# Provided data
** START **
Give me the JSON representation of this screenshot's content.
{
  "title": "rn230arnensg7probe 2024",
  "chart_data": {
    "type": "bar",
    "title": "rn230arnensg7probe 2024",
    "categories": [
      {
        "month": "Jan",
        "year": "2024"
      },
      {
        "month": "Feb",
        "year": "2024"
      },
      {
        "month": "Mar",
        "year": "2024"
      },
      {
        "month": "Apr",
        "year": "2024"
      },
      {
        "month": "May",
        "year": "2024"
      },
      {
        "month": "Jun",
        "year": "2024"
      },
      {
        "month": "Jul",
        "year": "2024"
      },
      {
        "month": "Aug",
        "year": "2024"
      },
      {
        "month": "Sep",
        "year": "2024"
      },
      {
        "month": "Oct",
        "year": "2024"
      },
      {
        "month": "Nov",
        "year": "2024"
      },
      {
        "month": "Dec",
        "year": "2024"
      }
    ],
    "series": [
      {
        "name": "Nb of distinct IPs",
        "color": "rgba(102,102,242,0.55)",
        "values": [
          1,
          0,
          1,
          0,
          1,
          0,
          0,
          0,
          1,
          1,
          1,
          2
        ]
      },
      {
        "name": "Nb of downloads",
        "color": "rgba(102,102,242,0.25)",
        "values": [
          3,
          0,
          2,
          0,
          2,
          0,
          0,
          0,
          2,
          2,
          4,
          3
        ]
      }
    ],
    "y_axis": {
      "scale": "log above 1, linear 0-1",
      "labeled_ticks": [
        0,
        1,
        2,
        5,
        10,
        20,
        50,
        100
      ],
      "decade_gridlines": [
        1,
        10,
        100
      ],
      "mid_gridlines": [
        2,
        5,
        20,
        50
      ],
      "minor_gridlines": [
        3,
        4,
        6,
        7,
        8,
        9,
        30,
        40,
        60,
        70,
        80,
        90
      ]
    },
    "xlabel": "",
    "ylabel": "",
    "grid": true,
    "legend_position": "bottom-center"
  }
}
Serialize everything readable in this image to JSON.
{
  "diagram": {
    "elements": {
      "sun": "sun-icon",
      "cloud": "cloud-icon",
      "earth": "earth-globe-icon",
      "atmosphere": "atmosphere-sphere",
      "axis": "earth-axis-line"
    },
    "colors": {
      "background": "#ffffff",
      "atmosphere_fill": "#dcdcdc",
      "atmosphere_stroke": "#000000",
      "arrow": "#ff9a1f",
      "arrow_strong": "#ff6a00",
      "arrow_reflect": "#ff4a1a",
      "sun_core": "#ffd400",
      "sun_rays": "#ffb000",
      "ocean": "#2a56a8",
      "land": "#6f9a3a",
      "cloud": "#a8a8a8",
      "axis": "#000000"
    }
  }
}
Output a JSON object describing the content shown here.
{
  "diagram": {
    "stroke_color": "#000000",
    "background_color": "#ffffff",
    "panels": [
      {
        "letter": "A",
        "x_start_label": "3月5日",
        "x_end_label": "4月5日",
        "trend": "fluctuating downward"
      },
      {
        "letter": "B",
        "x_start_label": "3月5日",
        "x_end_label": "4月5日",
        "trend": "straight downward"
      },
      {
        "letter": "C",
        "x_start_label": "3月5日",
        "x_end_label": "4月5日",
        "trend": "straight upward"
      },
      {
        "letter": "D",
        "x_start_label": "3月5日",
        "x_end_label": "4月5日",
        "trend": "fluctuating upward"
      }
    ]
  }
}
** END **
# Exercise aim
Note each line of the entries that has "rgba" in it, and copy those lines.

# Exercise solution
        "color": "rgba(102,102,242,0.55)",
        "color": "rgba(102,102,242,0.25)",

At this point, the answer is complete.